## Data records
┄┄┄┄┄┄

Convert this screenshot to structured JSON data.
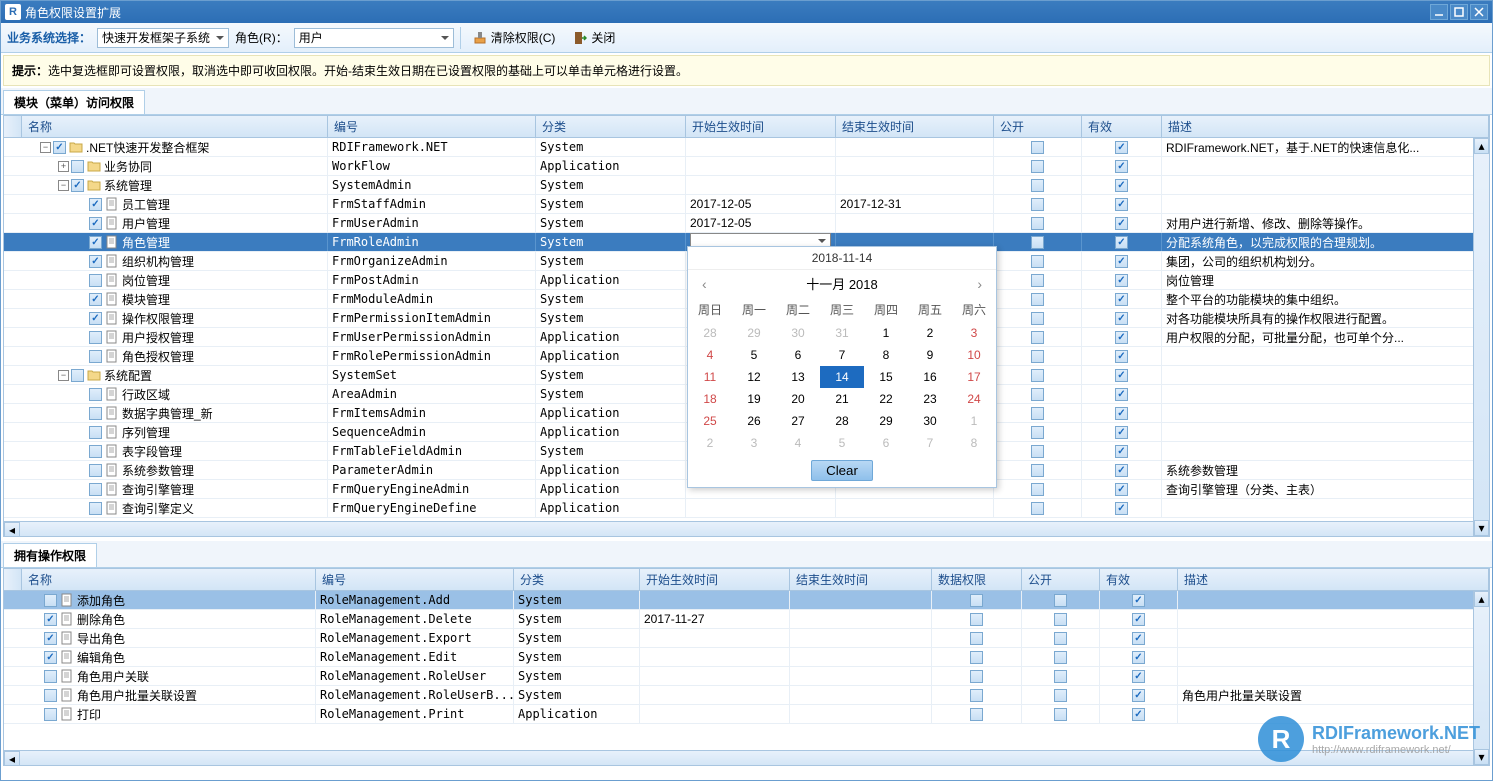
{
  "window": {
    "title": "角色权限设置扩展",
    "iconLetter": "R"
  },
  "toolbar": {
    "systemLabel": "业务系统选择：",
    "systemValue": "快速开发框架子系统",
    "roleLabel": "角色(R)：",
    "roleValue": "用户",
    "clearPerm": "清除权限(C)",
    "close": "关闭"
  },
  "tip": {
    "label": "提示：",
    "text": "选中复选框即可设置权限，取消选中即可收回权限。开始-结束生效日期在已设置权限的基础上可以单击单元格进行设置。"
  },
  "section1": {
    "tab": "模块（菜单）访问权限",
    "cols": {
      "name": "名称",
      "code": "编号",
      "cat": "分类",
      "start": "开始生效时间",
      "end": "结束生效时间",
      "pub": "公开",
      "valid": "有效",
      "desc": "描述"
    },
    "rows": [
      {
        "lvl": 0,
        "exp": "-",
        "chk": true,
        "name": ".NET快速开发整合框架",
        "code": "RDIFramework.NET",
        "cat": "System",
        "start": "",
        "end": "",
        "pub": false,
        "valid": true,
        "desc": "RDIFramework.NET，基于.NET的快速信息化..."
      },
      {
        "lvl": 1,
        "exp": "+",
        "chk": false,
        "name": "业务协同",
        "code": "WorkFlow",
        "cat": "Application",
        "start": "",
        "end": "",
        "pub": false,
        "valid": true,
        "desc": ""
      },
      {
        "lvl": 1,
        "exp": "-",
        "chk": true,
        "name": "系统管理",
        "code": "SystemAdmin",
        "cat": "System",
        "start": "",
        "end": "",
        "pub": false,
        "valid": true,
        "desc": ""
      },
      {
        "lvl": 2,
        "exp": "",
        "chk": true,
        "name": "员工管理",
        "code": "FrmStaffAdmin",
        "cat": "System",
        "start": "2017-12-05",
        "end": "2017-12-31",
        "pub": false,
        "valid": true,
        "desc": ""
      },
      {
        "lvl": 2,
        "exp": "",
        "chk": true,
        "name": "用户管理",
        "code": "FrmUserAdmin",
        "cat": "System",
        "start": "2017-12-05",
        "end": "",
        "pub": false,
        "valid": true,
        "desc": "对用户进行新增、修改、删除等操作。"
      },
      {
        "lvl": 2,
        "exp": "",
        "chk": true,
        "name": "角色管理",
        "code": "FrmRoleAdmin",
        "cat": "System",
        "start": "",
        "end": "",
        "pub": false,
        "valid": true,
        "desc": "分配系统角色，以完成权限的合理规划。",
        "sel": true,
        "dropdown": true
      },
      {
        "lvl": 2,
        "exp": "",
        "chk": true,
        "name": "组织机构管理",
        "code": "FrmOrganizeAdmin",
        "cat": "System",
        "start": "",
        "end": "",
        "pub": false,
        "valid": true,
        "desc": "集团，公司的组织机构划分。"
      },
      {
        "lvl": 2,
        "exp": "",
        "chk": false,
        "name": "岗位管理",
        "code": "FrmPostAdmin",
        "cat": "Application",
        "start": "",
        "end": "",
        "pub": false,
        "valid": true,
        "desc": "岗位管理"
      },
      {
        "lvl": 2,
        "exp": "",
        "chk": true,
        "name": "模块管理",
        "code": "FrmModuleAdmin",
        "cat": "System",
        "start": "",
        "end": "",
        "pub": false,
        "valid": true,
        "desc": "整个平台的功能模块的集中组织。"
      },
      {
        "lvl": 2,
        "exp": "",
        "chk": true,
        "name": "操作权限管理",
        "code": "FrmPermissionItemAdmin",
        "cat": "System",
        "start": "",
        "end": "",
        "pub": false,
        "valid": true,
        "desc": "对各功能模块所具有的操作权限进行配置。"
      },
      {
        "lvl": 2,
        "exp": "",
        "chk": false,
        "name": "用户授权管理",
        "code": "FrmUserPermissionAdmin",
        "cat": "Application",
        "start": "",
        "end": "",
        "pub": false,
        "valid": true,
        "desc": "用户权限的分配，可批量分配，也可单个分..."
      },
      {
        "lvl": 2,
        "exp": "",
        "chk": false,
        "name": "角色授权管理",
        "code": "FrmRolePermissionAdmin",
        "cat": "Application",
        "start": "",
        "end": "",
        "pub": false,
        "valid": true,
        "desc": ""
      },
      {
        "lvl": 1,
        "exp": "-",
        "chk": false,
        "name": "系统配置",
        "code": "SystemSet",
        "cat": "System",
        "start": "",
        "end": "",
        "pub": false,
        "valid": true,
        "desc": ""
      },
      {
        "lvl": 2,
        "exp": "",
        "chk": false,
        "name": "行政区域",
        "code": "AreaAdmin",
        "cat": "System",
        "start": "",
        "end": "",
        "pub": false,
        "valid": true,
        "desc": ""
      },
      {
        "lvl": 2,
        "exp": "",
        "chk": false,
        "name": "数据字典管理_新",
        "code": "FrmItemsAdmin",
        "cat": "Application",
        "start": "",
        "end": "",
        "pub": false,
        "valid": true,
        "desc": ""
      },
      {
        "lvl": 2,
        "exp": "",
        "chk": false,
        "name": "序列管理",
        "code": "SequenceAdmin",
        "cat": "Application",
        "start": "",
        "end": "",
        "pub": false,
        "valid": true,
        "desc": ""
      },
      {
        "lvl": 2,
        "exp": "",
        "chk": false,
        "name": "表字段管理",
        "code": "FrmTableFieldAdmin",
        "cat": "System",
        "start": "",
        "end": "",
        "pub": false,
        "valid": true,
        "desc": ""
      },
      {
        "lvl": 2,
        "exp": "",
        "chk": false,
        "name": "系统参数管理",
        "code": "ParameterAdmin",
        "cat": "Application",
        "start": "",
        "end": "",
        "pub": false,
        "valid": true,
        "desc": "系统参数管理"
      },
      {
        "lvl": 2,
        "exp": "",
        "chk": false,
        "name": "查询引擎管理",
        "code": "FrmQueryEngineAdmin",
        "cat": "Application",
        "start": "",
        "end": "",
        "pub": false,
        "valid": true,
        "desc": "查询引擎管理（分类、主表）"
      },
      {
        "lvl": 2,
        "exp": "",
        "chk": false,
        "name": "查询引擎定义",
        "code": "FrmQueryEngineDefine",
        "cat": "Application",
        "start": "",
        "end": "",
        "pub": false,
        "valid": true,
        "desc": ""
      }
    ]
  },
  "section2": {
    "tab": "拥有操作权限",
    "cols": {
      "name": "名称",
      "code": "编号",
      "cat": "分类",
      "start": "开始生效时间",
      "end": "结束生效时间",
      "data": "数据权限",
      "pub": "公开",
      "valid": "有效",
      "desc": "描述"
    },
    "rows": [
      {
        "chk": false,
        "name": "添加角色",
        "code": "RoleManagement.Add",
        "cat": "System",
        "start": "",
        "end": "",
        "data": false,
        "pub": false,
        "valid": true,
        "desc": "",
        "sel": true
      },
      {
        "chk": true,
        "name": "删除角色",
        "code": "RoleManagement.Delete",
        "cat": "System",
        "start": "2017-11-27",
        "end": "",
        "data": false,
        "pub": false,
        "valid": true,
        "desc": ""
      },
      {
        "chk": true,
        "name": "导出角色",
        "code": "RoleManagement.Export",
        "cat": "System",
        "start": "",
        "end": "",
        "data": false,
        "pub": false,
        "valid": true,
        "desc": ""
      },
      {
        "chk": true,
        "name": "编辑角色",
        "code": "RoleManagement.Edit",
        "cat": "System",
        "start": "",
        "end": "",
        "data": false,
        "pub": false,
        "valid": true,
        "desc": ""
      },
      {
        "chk": false,
        "name": "角色用户关联",
        "code": "RoleManagement.RoleUser",
        "cat": "System",
        "start": "",
        "end": "",
        "data": false,
        "pub": false,
        "valid": true,
        "desc": ""
      },
      {
        "chk": false,
        "name": "角色用户批量关联设置",
        "code": "RoleManagement.RoleUserB...",
        "cat": "System",
        "start": "",
        "end": "",
        "data": false,
        "pub": false,
        "valid": true,
        "desc": "角色用户批量关联设置"
      },
      {
        "chk": false,
        "name": "打印",
        "code": "RoleManagement.Print",
        "cat": "Application",
        "start": "",
        "end": "",
        "data": false,
        "pub": false,
        "valid": true,
        "desc": ""
      }
    ]
  },
  "datepicker": {
    "today": "2018-11-14",
    "monthLabel": "十一月 2018",
    "weekdays": [
      "周日",
      "周一",
      "周二",
      "周三",
      "周四",
      "周五",
      "周六"
    ],
    "clear": "Clear",
    "days": [
      {
        "n": "28",
        "o": true
      },
      {
        "n": "29",
        "o": true
      },
      {
        "n": "30",
        "o": true
      },
      {
        "n": "31",
        "o": true
      },
      {
        "n": "1"
      },
      {
        "n": "2"
      },
      {
        "n": "3",
        "s": true
      },
      {
        "n": "4",
        "s": true
      },
      {
        "n": "5"
      },
      {
        "n": "6"
      },
      {
        "n": "7"
      },
      {
        "n": "8"
      },
      {
        "n": "9"
      },
      {
        "n": "10",
        "s": true
      },
      {
        "n": "11",
        "s": true
      },
      {
        "n": "12"
      },
      {
        "n": "13"
      },
      {
        "n": "14",
        "sel": true
      },
      {
        "n": "15"
      },
      {
        "n": "16"
      },
      {
        "n": "17",
        "s": true
      },
      {
        "n": "18",
        "s": true
      },
      {
        "n": "19"
      },
      {
        "n": "20"
      },
      {
        "n": "21"
      },
      {
        "n": "22"
      },
      {
        "n": "23"
      },
      {
        "n": "24",
        "s": true
      },
      {
        "n": "25",
        "s": true
      },
      {
        "n": "26"
      },
      {
        "n": "27"
      },
      {
        "n": "28"
      },
      {
        "n": "29"
      },
      {
        "n": "30"
      },
      {
        "n": "1",
        "o": true
      },
      {
        "n": "2",
        "o": true
      },
      {
        "n": "3",
        "o": true
      },
      {
        "n": "4",
        "o": true
      },
      {
        "n": "5",
        "o": true
      },
      {
        "n": "6",
        "o": true
      },
      {
        "n": "7",
        "o": true
      },
      {
        "n": "8",
        "o": true
      }
    ]
  },
  "watermark": {
    "brand": "RDIFramework.NET",
    "url": "http://www.rdiframework.net/"
  }
}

┄┄┄┄┄┄

## WORK TO COMPLETE
Where a line above holds the string "RoleManagement", show that line.

## EXERCISE RESPONSE
        "code": "RoleManagement.Add",
        "code": "RoleManagement.Delete",
        "code": "RoleManagement.Export",
        "code": "RoleManagement.Edit",
        "code": "RoleManagement.RoleUser",
        "code": "RoleManagement.RoleUserB...",
        "code": "RoleManagement.Print",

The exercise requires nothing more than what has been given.